++++ DATASET CONTENT ++++
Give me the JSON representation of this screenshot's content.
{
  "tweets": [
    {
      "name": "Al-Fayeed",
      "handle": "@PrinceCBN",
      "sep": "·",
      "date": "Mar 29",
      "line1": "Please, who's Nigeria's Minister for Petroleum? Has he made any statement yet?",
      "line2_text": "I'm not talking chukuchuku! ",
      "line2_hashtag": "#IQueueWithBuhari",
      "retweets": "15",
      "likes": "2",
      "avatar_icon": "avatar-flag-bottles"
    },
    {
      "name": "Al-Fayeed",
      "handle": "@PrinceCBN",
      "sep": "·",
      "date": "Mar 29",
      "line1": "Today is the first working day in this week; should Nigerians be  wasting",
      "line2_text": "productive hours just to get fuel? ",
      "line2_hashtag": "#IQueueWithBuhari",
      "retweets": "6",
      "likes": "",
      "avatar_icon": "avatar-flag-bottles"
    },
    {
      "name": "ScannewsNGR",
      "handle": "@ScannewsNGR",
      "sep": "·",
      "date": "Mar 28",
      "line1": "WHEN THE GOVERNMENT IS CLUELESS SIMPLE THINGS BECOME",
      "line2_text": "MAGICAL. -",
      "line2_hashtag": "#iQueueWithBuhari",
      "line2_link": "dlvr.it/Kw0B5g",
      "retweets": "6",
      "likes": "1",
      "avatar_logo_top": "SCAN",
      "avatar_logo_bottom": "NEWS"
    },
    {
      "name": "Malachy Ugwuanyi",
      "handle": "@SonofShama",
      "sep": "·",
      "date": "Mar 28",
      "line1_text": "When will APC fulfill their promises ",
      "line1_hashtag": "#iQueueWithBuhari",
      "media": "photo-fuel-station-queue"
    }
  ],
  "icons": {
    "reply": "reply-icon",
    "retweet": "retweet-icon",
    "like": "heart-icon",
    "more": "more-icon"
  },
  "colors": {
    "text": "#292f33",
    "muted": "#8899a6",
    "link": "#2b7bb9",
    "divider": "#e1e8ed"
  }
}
++++
◆ WHAT YOU HAVE TO DO: Gather up every line in the data above that contains the word "name", copying each one.

◆ EXERCISE ANSWER:
      "name": "Al-Fayeed",
      "name": "Al-Fayeed",
      "name": "ScannewsNGR",
      "name": "Malachy Ugwuanyi",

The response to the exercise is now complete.